* _What you will do_
Can you print, word for word, every line of the records below from the very first line through the line that contains "crop-mark — [0, 73, 55, 75]", including both ends?

─── Entries provided

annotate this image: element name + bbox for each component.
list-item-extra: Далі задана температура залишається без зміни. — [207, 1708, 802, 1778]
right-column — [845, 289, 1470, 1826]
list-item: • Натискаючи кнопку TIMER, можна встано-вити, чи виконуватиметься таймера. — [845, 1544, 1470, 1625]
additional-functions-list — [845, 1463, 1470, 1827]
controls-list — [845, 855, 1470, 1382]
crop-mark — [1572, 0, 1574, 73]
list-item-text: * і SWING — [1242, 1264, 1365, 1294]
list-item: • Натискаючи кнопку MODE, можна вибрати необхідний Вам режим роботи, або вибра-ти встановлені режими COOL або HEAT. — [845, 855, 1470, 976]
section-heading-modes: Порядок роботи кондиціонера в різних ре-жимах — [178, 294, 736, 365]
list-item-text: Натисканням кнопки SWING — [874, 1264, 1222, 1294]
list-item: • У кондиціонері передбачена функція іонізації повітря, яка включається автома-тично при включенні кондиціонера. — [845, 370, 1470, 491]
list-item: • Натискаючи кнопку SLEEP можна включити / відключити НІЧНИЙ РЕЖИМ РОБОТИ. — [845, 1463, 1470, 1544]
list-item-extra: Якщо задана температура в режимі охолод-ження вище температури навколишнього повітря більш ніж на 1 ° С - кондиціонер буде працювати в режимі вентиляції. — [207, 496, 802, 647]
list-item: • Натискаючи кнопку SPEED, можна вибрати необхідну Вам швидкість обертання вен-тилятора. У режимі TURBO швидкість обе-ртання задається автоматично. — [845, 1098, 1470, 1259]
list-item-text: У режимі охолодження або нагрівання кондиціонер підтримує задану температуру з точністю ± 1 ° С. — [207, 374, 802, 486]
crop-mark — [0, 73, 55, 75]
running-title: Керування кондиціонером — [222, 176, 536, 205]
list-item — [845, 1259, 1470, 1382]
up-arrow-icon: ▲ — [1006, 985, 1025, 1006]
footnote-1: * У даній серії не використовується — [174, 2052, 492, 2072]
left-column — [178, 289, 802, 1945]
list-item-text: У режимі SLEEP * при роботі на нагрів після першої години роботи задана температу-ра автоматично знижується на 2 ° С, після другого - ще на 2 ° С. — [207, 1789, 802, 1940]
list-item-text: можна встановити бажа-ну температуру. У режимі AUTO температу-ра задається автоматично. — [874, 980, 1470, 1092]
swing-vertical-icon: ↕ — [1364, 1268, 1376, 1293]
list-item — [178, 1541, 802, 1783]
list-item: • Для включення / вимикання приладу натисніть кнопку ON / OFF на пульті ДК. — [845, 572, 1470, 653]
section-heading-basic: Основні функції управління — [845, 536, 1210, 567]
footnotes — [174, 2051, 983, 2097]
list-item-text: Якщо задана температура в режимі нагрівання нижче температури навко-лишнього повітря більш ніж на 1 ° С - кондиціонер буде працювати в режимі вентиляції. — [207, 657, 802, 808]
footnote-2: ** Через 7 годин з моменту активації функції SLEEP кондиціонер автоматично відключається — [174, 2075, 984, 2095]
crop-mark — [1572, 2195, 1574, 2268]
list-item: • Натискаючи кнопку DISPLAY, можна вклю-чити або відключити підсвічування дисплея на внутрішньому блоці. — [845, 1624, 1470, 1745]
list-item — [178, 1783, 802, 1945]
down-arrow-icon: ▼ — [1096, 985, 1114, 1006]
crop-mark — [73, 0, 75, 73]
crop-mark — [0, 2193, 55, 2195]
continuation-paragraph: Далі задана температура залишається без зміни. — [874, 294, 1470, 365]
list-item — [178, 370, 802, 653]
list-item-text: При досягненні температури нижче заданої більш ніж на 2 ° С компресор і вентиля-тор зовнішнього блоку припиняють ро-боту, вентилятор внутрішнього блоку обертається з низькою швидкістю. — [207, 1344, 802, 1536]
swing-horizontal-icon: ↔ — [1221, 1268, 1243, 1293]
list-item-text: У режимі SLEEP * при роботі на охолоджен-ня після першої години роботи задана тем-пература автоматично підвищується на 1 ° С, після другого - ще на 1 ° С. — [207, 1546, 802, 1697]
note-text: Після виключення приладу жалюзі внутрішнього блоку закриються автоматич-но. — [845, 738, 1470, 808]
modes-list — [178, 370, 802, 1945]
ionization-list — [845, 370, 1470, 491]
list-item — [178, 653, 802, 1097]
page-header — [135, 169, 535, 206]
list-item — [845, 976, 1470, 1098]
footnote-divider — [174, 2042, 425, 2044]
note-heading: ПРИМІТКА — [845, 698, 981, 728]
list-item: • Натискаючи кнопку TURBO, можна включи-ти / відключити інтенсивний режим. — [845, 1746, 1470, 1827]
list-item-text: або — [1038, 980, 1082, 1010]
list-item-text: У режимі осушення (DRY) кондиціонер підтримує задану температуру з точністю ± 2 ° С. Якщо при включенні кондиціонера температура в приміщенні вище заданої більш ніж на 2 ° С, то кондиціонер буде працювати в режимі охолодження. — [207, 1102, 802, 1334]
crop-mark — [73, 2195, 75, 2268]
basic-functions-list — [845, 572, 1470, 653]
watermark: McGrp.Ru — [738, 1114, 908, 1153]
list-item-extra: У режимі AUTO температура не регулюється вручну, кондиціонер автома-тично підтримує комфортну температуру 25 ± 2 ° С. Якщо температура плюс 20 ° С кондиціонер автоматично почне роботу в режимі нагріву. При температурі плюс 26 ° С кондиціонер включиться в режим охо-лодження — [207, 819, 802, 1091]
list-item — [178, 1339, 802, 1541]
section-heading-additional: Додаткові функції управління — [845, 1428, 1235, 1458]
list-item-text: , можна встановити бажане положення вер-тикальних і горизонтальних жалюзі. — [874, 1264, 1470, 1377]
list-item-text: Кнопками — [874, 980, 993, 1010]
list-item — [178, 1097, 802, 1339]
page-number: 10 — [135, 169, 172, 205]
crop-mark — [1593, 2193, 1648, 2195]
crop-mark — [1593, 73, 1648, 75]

──────

* _Written response_
annotate this image: element name + bbox for each component.
list-item-extra: Далі задана температура залишається без зміни. — [207, 1708, 802, 1778]
right-column — [845, 289, 1470, 1826]
list-item: • Натискаючи кнопку TIMER, можна встано-вити, чи виконуватиметься таймера. — [845, 1544, 1470, 1625]
additional-functions-list — [845, 1463, 1470, 1827]
controls-list — [845, 855, 1470, 1382]
crop-mark — [1572, 0, 1574, 73]
list-item-text: * і SWING — [1242, 1264, 1365, 1294]
list-item: • Натискаючи кнопку MODE, можна вибрати необхідний Вам режим роботи, або вибра-ти встановлені режими COOL або HEAT. — [845, 855, 1470, 976]
section-heading-modes: Порядок роботи кондиціонера в різних ре-жимах — [178, 294, 736, 365]
list-item-text: Натисканням кнопки SWING — [874, 1264, 1222, 1294]
list-item: • У кондиціонері передбачена функція іонізації повітря, яка включається автома-тично при включенні кондиціонера. — [845, 370, 1470, 491]
list-item: • Натискаючи кнопку SLEEP можна включити / відключити НІЧНИЙ РЕЖИМ РОБОТИ. — [845, 1463, 1470, 1544]
list-item-extra: Якщо задана температура в режимі охолод-ження вище температури навколишнього повітря більш ніж на 1 ° С - кондиціонер буде працювати в режимі вентиляції. — [207, 496, 802, 647]
list-item: • Натискаючи кнопку SPEED, можна вибрати необхідну Вам швидкість обертання вен-тилятора. У режимі TURBO швидкість обе-ртання задається автоматично. — [845, 1098, 1470, 1259]
list-item-text: У режимі охолодження або нагрівання кондиціонер підтримує задану температуру з точністю ± 1 ° С. — [207, 374, 802, 486]
crop-mark — [0, 73, 55, 75]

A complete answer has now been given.